[Dataset records]

++++++++

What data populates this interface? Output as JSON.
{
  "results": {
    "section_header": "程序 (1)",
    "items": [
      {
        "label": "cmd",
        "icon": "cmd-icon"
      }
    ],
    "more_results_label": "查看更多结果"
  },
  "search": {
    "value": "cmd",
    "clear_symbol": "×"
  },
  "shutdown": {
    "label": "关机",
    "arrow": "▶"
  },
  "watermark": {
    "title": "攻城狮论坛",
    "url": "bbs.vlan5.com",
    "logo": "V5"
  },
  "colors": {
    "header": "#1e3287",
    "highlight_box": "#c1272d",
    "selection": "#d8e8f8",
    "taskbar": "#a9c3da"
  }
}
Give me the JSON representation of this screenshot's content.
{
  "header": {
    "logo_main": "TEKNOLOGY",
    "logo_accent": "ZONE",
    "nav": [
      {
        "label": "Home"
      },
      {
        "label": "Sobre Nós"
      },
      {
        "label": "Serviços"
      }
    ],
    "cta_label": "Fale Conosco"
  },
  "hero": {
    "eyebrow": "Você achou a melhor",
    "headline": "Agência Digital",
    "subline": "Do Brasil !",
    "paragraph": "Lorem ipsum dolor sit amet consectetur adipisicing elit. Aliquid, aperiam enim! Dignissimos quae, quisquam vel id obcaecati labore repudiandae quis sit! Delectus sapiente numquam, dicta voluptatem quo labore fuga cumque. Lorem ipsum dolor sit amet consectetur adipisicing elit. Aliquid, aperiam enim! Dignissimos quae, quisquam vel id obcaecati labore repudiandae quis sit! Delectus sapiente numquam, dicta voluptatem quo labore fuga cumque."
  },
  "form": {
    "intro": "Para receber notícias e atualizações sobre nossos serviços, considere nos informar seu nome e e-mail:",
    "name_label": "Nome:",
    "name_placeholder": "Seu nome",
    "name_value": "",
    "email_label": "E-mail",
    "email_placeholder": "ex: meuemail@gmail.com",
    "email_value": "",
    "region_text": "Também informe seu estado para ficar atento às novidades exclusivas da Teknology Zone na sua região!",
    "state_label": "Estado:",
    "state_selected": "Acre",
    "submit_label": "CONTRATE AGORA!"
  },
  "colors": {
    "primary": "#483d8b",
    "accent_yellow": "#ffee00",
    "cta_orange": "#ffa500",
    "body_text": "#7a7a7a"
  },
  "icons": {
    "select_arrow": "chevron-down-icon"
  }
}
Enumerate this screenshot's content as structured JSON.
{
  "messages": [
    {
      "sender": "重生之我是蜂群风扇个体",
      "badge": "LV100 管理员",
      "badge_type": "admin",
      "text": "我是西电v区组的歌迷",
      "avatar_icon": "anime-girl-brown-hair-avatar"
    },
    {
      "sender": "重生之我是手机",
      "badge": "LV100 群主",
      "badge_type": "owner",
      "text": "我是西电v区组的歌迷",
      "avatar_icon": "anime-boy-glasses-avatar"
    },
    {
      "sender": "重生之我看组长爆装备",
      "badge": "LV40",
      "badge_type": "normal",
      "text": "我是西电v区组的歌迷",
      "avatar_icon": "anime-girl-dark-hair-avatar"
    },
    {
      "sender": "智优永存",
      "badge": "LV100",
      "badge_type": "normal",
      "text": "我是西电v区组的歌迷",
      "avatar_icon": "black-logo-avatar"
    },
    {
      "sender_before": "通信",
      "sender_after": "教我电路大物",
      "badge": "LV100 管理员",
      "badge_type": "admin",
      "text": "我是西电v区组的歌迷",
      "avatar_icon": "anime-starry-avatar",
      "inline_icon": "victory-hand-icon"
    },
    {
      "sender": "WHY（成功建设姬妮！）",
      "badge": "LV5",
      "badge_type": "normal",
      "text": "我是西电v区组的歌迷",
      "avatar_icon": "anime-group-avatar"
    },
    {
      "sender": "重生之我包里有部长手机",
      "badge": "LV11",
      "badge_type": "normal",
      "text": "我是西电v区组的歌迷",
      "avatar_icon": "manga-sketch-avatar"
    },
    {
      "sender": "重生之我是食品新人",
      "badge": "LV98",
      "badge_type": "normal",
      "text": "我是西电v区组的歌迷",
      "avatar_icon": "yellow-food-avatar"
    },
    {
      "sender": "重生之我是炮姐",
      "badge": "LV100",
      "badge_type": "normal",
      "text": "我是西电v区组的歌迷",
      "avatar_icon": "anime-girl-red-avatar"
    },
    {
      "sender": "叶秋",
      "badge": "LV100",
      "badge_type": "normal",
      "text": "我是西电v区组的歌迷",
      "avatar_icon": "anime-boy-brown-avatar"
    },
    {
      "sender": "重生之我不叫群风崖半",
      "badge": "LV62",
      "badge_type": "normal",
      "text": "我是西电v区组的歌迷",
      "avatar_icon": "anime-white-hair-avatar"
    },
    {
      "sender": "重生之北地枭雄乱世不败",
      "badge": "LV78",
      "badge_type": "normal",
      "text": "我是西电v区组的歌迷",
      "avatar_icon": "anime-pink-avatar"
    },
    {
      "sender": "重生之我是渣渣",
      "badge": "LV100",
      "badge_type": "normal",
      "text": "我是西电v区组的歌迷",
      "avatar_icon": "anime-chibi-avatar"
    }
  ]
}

++++++++

# SHORT TASK
Return every entry exactly as given.

# WRITTEN ANSWER
What data populates this interface? Output as JSON.
{
  "results": {
    "section_header": "程序 (1)",
    "items": [
      {
        "label": "cmd",
        "icon": "cmd-icon"
      }
    ],
    "more_results_label": "查看更多结果"
  },
  "search": {
    "value": "cmd",
    "clear_symbol": "×"
  },
  "shutdown": {
    "label": "关机",
    "arrow": "▶"
  },
  "watermark": {
    "title": "攻城狮论坛",
    "url": "bbs.vlan5.com",
    "logo": "V5"
  },
  "colors": {
    "header": "#1e3287",
    "highlight_box": "#c1272d",
    "selection": "#d8e8f8",
    "taskbar": "#a9c3da"
  }
}
Give me the JSON representation of this screenshot's content.
{
  "header": {
    "logo_main": "TEKNOLOGY",
    "logo_accent": "ZONE",
    "nav": [
      {
        "label": "Home"
      },
      {
        "label": "Sobre Nós"
      },
      {
        "label": "Serviços"
      }
    ],
    "cta_label": "Fale Conosco"
  },
  "hero": {
    "eyebrow": "Você achou a melhor",
    "headline": "Agência Digital",
    "subline": "Do Brasil !",
    "paragraph": "Lorem ipsum dolor sit amet consectetur adipisicing elit. Aliquid, aperiam enim! Dignissimos quae, quisquam vel id obcaecati labore repudiandae quis sit! Delectus sapiente numquam, dicta voluptatem quo labore fuga cumque. Lorem ipsum dolor sit amet consectetur adipisicing elit. Aliquid, aperiam enim! Dignissimos quae, quisquam vel id obcaecati labore repudiandae quis sit! Delectus sapiente numquam, dicta voluptatem quo labore fuga cumque."
  },
  "form": {
    "intro": "Para receber notícias e atualizações sobre nossos serviços, considere nos informar seu nome e e-mail:",
    "name_label": "Nome:",
    "name_placeholder": "Seu nome",
    "name_value": "",
    "email_label": "E-mail",
    "email_placeholder": "ex: meuemail@gmail.com",
    "email_value": "",
    "region_text": "Também informe seu estado para ficar atento às novidades exclusivas da Teknology Zone na sua região!",
    "state_label": "Estado:",
    "state_selected": "Acre",
    "submit_label": "CONTRATE AGORA!"
  },
  "colors": {
    "primary": "#483d8b",
    "accent_yellow": "#ffee00",
    "cta_orange": "#ffa500",
    "body_text": "#7a7a7a"
  },
  "icons": {
    "select_arrow": "chevron-down-icon"
  }
}
Enumerate this screenshot's content as structured JSON.
{
  "messages": [
    {
      "sender": "重生之我是蜂群风扇个体",
      "badge": "LV100 管理员",
      "badge_type": "admin",
      "text": "我是西电v区组的歌迷",
      "avatar_icon": "anime-girl-brown-hair-avatar"
    },
    {
      "sender": "重生之我是手机",
      "badge": "LV100 群主",
      "badge_type": "owner",
      "text": "我是西电v区组的歌迷",
      "avatar_icon": "anime-boy-glasses-avatar"
    },
    {
      "sender": "重生之我看组长爆装备",
      "badge": "LV40",
      "badge_type": "normal",
      "text": "我是西电v区组的歌迷",
      "avatar_icon": "anime-girl-dark-hair-avatar"
    },
    {
      "sender": "智优永存",
      "badge": "LV100",
      "badge_type": "normal",
      "text": "我是西电v区组的歌迷",
      "avatar_icon": "black-logo-avatar"
    },
    {
      "sender_before": "通信",
      "sender_after": "教我电路大物",
      "badge": "LV100 管理员",
      "badge_type": "admin",
      "text": "我是西电v区组的歌迷",
      "avatar_icon": "anime-starry-avatar",
      "inline_icon": "victory-hand-icon"
    },
    {
      "sender": "WHY（成功建设姬妮！）",
      "badge": "LV5",
      "badge_type": "normal",
      "text": "我是西电v区组的歌迷",
      "avatar_icon": "anime-group-avatar"
    },
    {
      "sender": "重生之我包里有部长手机",
      "badge": "LV11",
      "badge_type": "normal",
      "text": "我是西电v区组的歌迷",
      "avatar_icon": "manga-sketch-avatar"
    },
    {
      "sender": "重生之我是食品新人",
      "badge": "LV98",
      "badge_type": "normal",
      "text": "我是西电v区组的歌迷",
      "avatar_icon": "yellow-food-avatar"
    },
    {
      "sender": "重生之我是炮姐",
      "badge": "LV100",
      "badge_type": "normal",
      "text": "我是西电v区组的歌迷",
      "avatar_icon": "anime-girl-red-avatar"
    },
    {
      "sender": "叶秋",
      "badge": "LV100",
      "badge_type": "normal",
      "text": "我是西电v区组的歌迷",
      "avatar_icon": "anime-boy-brown-avatar"
    },
    {
      "sender": "重生之我不叫群风崖半",
      "badge": "LV62",
      "badge_type": "normal",
      "text": "我是西电v区组的歌迷",
      "avatar_icon": "anime-white-hair-avatar"
    },
    {
      "sender": "重生之北地枭雄乱世不败",
      "badge": "LV78",
      "badge_type": "normal",
      "text": "我是西电v区组的歌迷",
      "avatar_icon": "anime-pink-avatar"
    },
    {
      "sender": "重生之我是渣渣",
      "badge": "LV100",
      "badge_type": "normal",
      "text": "我是西电v区组的歌迷",
      "avatar_icon": "anime-chibi-avatar"
    }
  ]
}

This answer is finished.